What you will do
Transcribe each line of the material as it is, and drop any picture.
-- Start of Supplied information --
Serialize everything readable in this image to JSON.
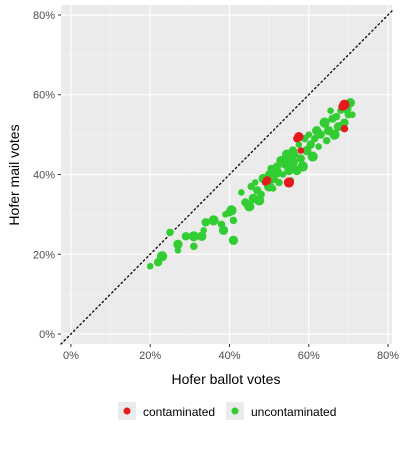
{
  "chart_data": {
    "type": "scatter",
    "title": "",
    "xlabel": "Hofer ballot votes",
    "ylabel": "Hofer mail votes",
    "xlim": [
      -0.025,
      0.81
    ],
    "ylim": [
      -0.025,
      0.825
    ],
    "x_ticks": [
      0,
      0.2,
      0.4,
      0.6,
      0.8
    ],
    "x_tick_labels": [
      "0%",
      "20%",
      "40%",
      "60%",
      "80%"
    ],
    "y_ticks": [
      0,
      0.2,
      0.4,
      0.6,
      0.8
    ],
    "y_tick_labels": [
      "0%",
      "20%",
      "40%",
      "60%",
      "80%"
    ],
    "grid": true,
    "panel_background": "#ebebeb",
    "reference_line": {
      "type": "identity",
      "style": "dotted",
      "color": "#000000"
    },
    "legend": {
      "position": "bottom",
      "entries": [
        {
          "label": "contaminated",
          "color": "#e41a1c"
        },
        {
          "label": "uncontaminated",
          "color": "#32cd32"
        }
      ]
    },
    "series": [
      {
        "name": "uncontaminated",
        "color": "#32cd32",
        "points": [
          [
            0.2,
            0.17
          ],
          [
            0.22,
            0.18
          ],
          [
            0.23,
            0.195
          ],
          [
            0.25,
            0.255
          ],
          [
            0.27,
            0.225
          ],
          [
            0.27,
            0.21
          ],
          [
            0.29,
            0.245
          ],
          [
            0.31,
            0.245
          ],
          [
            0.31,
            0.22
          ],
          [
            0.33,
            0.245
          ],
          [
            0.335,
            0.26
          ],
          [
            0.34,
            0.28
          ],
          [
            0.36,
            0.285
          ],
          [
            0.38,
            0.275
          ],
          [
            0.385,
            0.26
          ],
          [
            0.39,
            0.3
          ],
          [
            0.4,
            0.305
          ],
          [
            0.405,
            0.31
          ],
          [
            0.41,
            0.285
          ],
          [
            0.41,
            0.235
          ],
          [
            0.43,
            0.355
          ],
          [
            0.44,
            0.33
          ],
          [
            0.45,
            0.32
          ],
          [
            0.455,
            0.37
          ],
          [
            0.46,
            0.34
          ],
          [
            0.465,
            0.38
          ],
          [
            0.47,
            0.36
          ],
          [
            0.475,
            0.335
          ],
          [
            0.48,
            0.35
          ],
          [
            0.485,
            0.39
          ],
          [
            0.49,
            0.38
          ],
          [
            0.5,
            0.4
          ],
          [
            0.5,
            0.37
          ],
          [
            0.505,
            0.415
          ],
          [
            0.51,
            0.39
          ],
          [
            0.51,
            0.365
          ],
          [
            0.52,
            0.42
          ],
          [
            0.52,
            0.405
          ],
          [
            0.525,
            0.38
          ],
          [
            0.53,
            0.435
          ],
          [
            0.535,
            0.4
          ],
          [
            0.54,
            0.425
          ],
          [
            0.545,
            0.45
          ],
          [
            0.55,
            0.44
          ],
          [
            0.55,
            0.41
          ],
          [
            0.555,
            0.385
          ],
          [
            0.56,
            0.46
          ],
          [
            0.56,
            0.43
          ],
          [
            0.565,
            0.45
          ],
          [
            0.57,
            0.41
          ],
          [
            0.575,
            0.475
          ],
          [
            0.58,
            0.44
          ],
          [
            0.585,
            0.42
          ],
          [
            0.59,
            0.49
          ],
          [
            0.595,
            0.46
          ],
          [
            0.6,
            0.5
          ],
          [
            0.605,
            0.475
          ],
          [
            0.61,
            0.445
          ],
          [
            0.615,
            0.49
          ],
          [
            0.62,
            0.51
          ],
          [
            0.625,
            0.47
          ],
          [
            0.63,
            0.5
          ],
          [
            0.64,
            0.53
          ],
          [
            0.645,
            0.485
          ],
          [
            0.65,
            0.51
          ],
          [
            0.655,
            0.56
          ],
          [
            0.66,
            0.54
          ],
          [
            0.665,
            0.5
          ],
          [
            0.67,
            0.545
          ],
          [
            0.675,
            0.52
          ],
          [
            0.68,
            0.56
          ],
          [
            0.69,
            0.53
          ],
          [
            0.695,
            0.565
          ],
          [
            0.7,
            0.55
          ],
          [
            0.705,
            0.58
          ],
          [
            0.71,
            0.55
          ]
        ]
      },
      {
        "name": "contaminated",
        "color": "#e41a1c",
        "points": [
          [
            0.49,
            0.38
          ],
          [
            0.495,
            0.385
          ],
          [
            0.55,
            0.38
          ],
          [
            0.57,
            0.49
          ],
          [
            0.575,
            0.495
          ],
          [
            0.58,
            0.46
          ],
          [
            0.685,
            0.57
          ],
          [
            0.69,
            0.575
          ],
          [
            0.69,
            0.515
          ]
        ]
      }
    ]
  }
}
-- End of Supplied information --
Task result
Serialize everything readable in this image to JSON.
{
  "chart_data": {
    "type": "scatter",
    "title": "",
    "xlabel": "Hofer ballot votes",
    "ylabel": "Hofer mail votes",
    "xlim": [
      -0.025,
      0.81
    ],
    "ylim": [
      -0.025,
      0.825
    ],
    "x_ticks": [
      0,
      0.2,
      0.4,
      0.6,
      0.8
    ],
    "x_tick_labels": [
      "0%",
      "20%",
      "40%",
      "60%",
      "80%"
    ],
    "y_ticks": [
      0,
      0.2,
      0.4,
      0.6,
      0.8
    ],
    "y_tick_labels": [
      "0%",
      "20%",
      "40%",
      "60%",
      "80%"
    ],
    "grid": true,
    "panel_background": "#ebebeb",
    "reference_line": {
      "type": "identity",
      "style": "dotted",
      "color": "#000000"
    },
    "legend": {
      "position": "bottom",
      "entries": [
        {
          "label": "contaminated",
          "color": "#e41a1c"
        },
        {
          "label": "uncontaminated",
          "color": "#32cd32"
        }
      ]
    },
    "series": [
      {
        "name": "uncontaminated",
        "color": "#32cd32",
        "points": [
          [
            0.2,
            0.17
          ],
          [
            0.22,
            0.18
          ],
          [
            0.23,
            0.195
          ],
          [
            0.25,
            0.255
          ],
          [
            0.27,
            0.225
          ],
          [
            0.27,
            0.21
          ],
          [
            0.29,
            0.245
          ],
          [
            0.31,
            0.245
          ],
          [
            0.31,
            0.22
          ],
          [
            0.33,
            0.245
          ],
          [
            0.335,
            0.26
          ],
          [
            0.34,
            0.28
          ],
          [
            0.36,
            0.285
          ],
          [
            0.38,
            0.275
          ],
          [
            0.385,
            0.26
          ],
          [
            0.39,
            0.3
          ],
          [
            0.4,
            0.305
          ],
          [
            0.405,
            0.31
          ],
          [
            0.41,
            0.285
          ],
          [
            0.41,
            0.235
          ],
          [
            0.43,
            0.355
          ],
          [
            0.44,
            0.33
          ],
          [
            0.45,
            0.32
          ],
          [
            0.455,
            0.37
          ],
          [
            0.46,
            0.34
          ],
          [
            0.465,
            0.38
          ],
          [
            0.47,
            0.36
          ],
          [
            0.475,
            0.335
          ],
          [
            0.48,
            0.35
          ],
          [
            0.485,
            0.39
          ],
          [
            0.49,
            0.38
          ],
          [
            0.5,
            0.4
          ],
          [
            0.5,
            0.37
          ],
          [
            0.505,
            0.415
          ],
          [
            0.51,
            0.39
          ],
          [
            0.51,
            0.365
          ],
          [
            0.52,
            0.42
          ],
          [
            0.52,
            0.405
          ],
          [
            0.525,
            0.38
          ],
          [
            0.53,
            0.435
          ],
          [
            0.535,
            0.4
          ],
          [
            0.54,
            0.425
          ],
          [
            0.545,
            0.45
          ],
          [
            0.55,
            0.44
          ],
          [
            0.55,
            0.41
          ],
          [
            0.555,
            0.385
          ],
          [
            0.56,
            0.46
          ],
          [
            0.56,
            0.43
          ],
          [
            0.565,
            0.45
          ],
          [
            0.57,
            0.41
          ],
          [
            0.575,
            0.475
          ],
          [
            0.58,
            0.44
          ],
          [
            0.585,
            0.42
          ],
          [
            0.59,
            0.49
          ],
          [
            0.595,
            0.46
          ],
          [
            0.6,
            0.5
          ],
          [
            0.605,
            0.475
          ],
          [
            0.61,
            0.445
          ],
          [
            0.615,
            0.49
          ],
          [
            0.62,
            0.51
          ],
          [
            0.625,
            0.47
          ],
          [
            0.63,
            0.5
          ],
          [
            0.64,
            0.53
          ],
          [
            0.645,
            0.485
          ],
          [
            0.65,
            0.51
          ],
          [
            0.655,
            0.56
          ],
          [
            0.66,
            0.54
          ],
          [
            0.665,
            0.5
          ],
          [
            0.67,
            0.545
          ],
          [
            0.675,
            0.52
          ],
          [
            0.68,
            0.56
          ],
          [
            0.69,
            0.53
          ],
          [
            0.695,
            0.565
          ],
          [
            0.7,
            0.55
          ],
          [
            0.705,
            0.58
          ],
          [
            0.71,
            0.55
          ]
        ]
      },
      {
        "name": "contaminated",
        "color": "#e41a1c",
        "points": [
          [
            0.49,
            0.38
          ],
          [
            0.495,
            0.385
          ],
          [
            0.55,
            0.38
          ],
          [
            0.57,
            0.49
          ],
          [
            0.575,
            0.495
          ],
          [
            0.58,
            0.46
          ],
          [
            0.685,
            0.57
          ],
          [
            0.69,
            0.575
          ],
          [
            0.69,
            0.515
          ]
        ]
      }
    ]
  }
}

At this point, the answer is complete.